--- Set problem ---
Only the number is wanted: how many lines contain "shaxsning"?

--- Data extract ---
"""
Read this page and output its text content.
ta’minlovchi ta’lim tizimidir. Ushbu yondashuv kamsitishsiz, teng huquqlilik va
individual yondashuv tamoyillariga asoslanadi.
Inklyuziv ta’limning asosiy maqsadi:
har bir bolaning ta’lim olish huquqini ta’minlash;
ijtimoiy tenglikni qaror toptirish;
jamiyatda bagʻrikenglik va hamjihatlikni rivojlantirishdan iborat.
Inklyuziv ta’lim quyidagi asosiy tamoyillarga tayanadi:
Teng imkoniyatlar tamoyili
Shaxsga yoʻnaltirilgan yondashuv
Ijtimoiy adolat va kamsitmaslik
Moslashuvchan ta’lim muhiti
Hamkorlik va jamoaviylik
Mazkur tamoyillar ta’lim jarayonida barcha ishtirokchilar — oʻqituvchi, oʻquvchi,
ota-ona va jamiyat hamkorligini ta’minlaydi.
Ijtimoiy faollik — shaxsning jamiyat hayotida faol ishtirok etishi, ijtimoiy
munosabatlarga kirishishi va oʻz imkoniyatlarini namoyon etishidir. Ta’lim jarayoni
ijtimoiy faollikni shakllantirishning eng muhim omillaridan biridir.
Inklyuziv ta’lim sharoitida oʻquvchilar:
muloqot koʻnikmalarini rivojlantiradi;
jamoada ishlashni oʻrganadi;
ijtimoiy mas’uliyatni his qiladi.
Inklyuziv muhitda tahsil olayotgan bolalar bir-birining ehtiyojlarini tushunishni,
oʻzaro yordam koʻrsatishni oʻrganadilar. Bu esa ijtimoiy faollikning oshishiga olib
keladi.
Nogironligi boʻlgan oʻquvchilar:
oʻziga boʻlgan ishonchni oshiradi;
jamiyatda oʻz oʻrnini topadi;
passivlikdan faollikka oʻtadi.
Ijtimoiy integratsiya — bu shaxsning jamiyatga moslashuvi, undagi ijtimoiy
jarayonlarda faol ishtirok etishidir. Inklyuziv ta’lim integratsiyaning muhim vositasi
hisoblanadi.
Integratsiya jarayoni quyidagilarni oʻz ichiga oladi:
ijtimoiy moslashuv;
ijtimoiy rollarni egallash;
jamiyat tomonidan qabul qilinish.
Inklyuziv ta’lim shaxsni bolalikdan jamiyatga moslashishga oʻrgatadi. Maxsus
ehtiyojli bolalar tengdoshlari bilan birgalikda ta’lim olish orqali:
"""
"""
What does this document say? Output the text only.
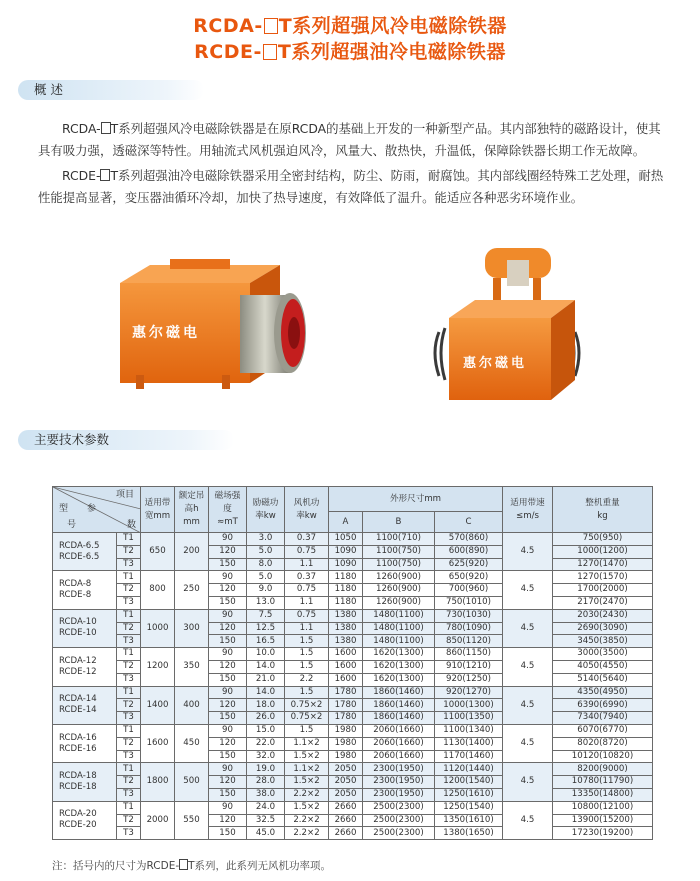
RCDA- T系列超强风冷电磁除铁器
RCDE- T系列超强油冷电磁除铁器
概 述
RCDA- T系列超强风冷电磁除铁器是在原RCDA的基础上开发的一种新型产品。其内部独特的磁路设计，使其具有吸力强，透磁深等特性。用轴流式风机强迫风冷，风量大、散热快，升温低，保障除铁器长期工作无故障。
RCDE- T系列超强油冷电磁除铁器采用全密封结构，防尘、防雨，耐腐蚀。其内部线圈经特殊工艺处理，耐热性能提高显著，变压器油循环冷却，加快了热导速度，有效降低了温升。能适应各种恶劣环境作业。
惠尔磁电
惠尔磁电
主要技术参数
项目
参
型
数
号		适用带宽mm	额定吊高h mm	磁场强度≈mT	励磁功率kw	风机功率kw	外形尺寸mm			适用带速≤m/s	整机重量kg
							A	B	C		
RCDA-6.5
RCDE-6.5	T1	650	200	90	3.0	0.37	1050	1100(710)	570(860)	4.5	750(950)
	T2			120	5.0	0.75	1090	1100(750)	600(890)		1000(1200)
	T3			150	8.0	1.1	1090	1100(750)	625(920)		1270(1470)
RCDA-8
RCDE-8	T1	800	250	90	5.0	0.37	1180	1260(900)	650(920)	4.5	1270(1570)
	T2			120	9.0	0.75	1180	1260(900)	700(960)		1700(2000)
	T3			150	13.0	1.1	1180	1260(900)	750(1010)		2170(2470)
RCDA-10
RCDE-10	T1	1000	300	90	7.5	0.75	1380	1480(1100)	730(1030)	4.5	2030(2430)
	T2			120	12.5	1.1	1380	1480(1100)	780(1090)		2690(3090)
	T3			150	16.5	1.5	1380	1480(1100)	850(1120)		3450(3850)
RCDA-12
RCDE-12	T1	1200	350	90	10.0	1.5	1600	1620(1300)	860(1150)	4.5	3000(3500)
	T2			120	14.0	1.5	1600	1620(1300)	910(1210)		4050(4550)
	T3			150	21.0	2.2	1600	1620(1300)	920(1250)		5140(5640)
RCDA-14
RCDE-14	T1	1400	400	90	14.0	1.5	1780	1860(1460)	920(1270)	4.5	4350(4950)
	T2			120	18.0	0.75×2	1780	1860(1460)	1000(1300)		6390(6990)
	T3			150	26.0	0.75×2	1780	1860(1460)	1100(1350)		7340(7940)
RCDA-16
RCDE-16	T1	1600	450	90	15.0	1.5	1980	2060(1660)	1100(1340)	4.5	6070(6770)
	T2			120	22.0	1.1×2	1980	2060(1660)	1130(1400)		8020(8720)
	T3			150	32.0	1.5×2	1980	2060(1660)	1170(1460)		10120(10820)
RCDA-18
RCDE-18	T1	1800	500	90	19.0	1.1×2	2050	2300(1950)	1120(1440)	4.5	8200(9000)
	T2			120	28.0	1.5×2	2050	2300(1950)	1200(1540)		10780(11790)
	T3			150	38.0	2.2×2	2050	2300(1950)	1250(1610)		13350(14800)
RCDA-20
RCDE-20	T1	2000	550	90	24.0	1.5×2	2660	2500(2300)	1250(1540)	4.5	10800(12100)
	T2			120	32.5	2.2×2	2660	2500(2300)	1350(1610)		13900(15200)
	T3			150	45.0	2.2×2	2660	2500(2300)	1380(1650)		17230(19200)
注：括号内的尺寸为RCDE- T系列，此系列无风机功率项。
"""
"""
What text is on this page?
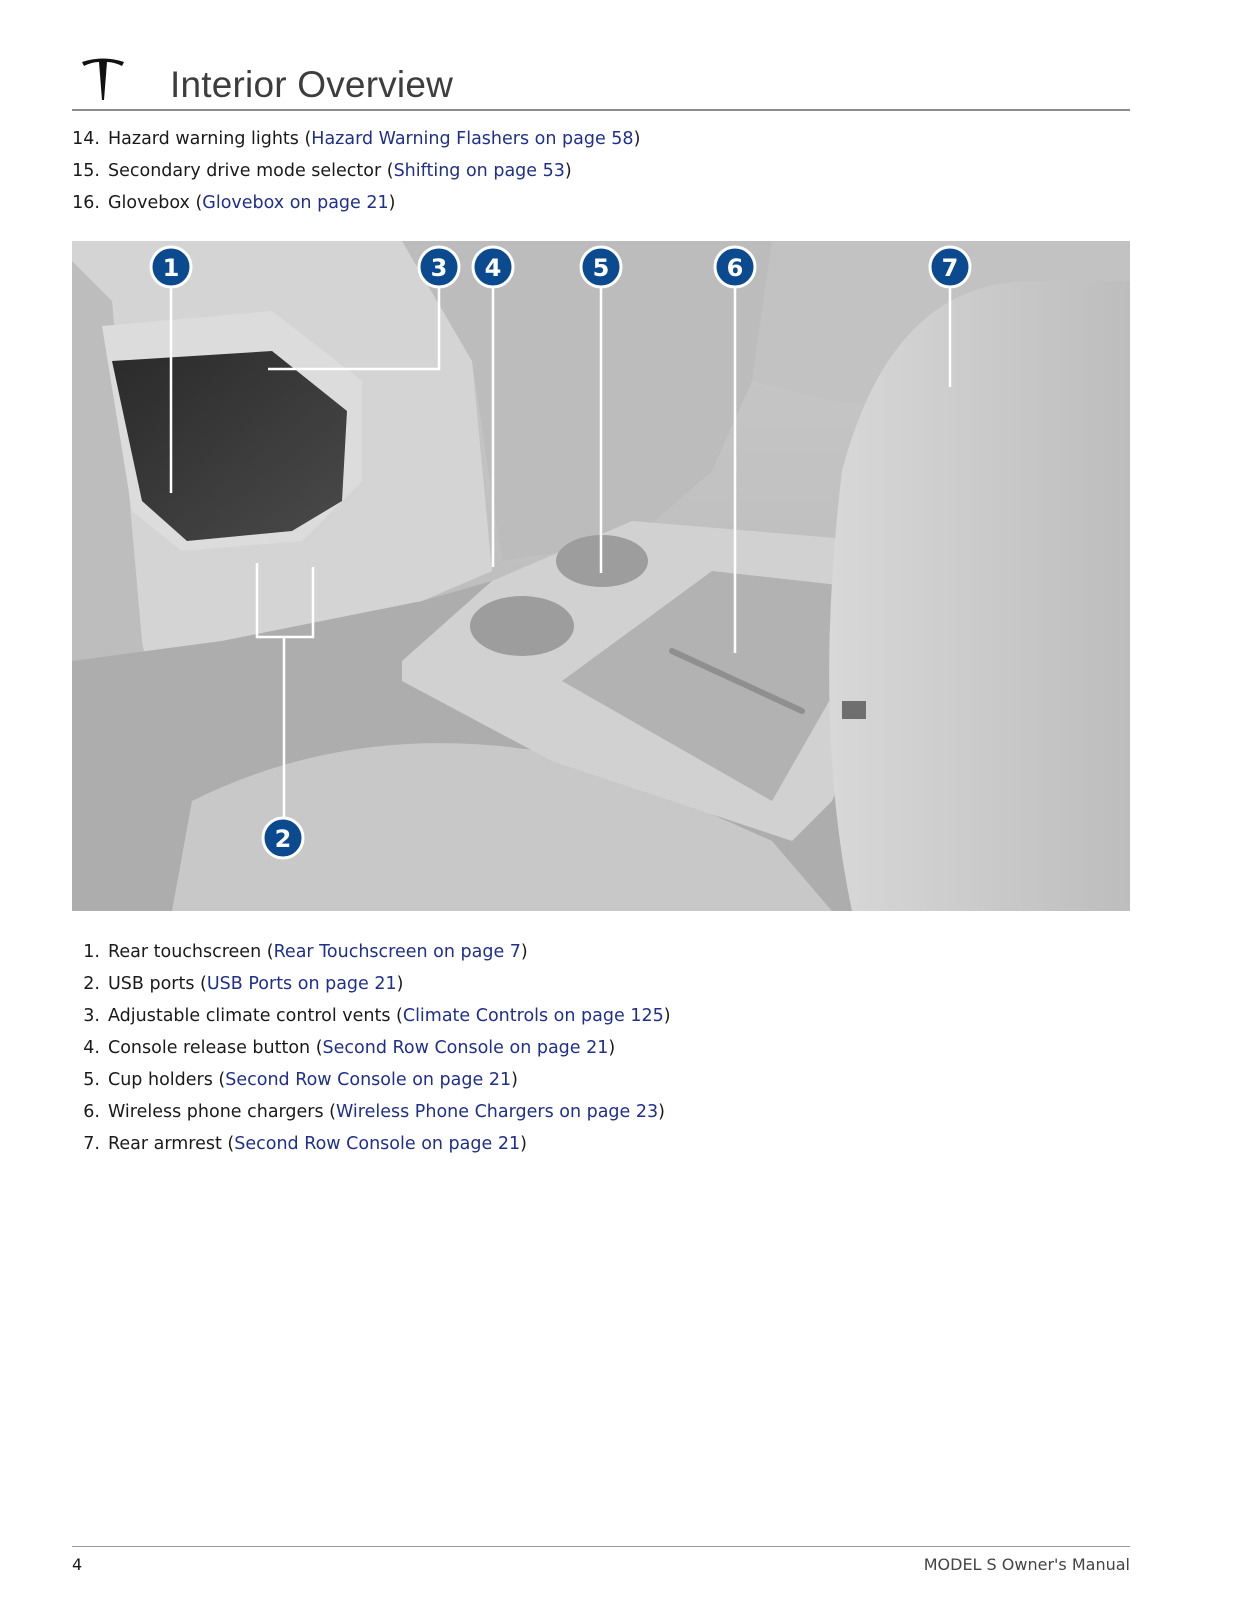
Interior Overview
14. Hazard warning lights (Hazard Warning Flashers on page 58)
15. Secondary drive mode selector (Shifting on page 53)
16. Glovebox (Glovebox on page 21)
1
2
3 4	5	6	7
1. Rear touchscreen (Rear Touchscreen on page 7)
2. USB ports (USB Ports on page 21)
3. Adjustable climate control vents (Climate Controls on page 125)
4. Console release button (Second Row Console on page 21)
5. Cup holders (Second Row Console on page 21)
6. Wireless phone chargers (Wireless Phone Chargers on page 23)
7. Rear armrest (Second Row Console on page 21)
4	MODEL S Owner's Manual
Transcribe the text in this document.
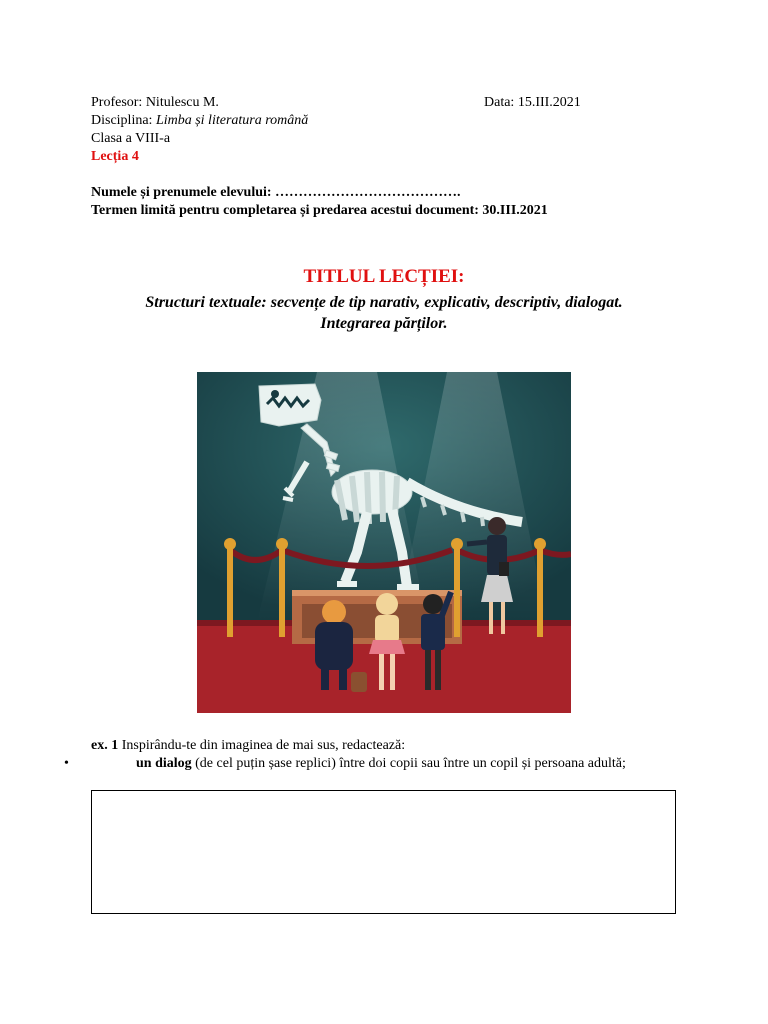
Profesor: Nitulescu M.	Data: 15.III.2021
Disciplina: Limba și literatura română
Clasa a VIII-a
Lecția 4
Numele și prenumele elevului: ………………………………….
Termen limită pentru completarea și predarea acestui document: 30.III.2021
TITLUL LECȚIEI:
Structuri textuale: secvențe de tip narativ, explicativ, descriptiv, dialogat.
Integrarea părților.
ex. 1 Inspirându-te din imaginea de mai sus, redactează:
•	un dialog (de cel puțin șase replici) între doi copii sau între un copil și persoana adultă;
"""
--- Expected output ---
2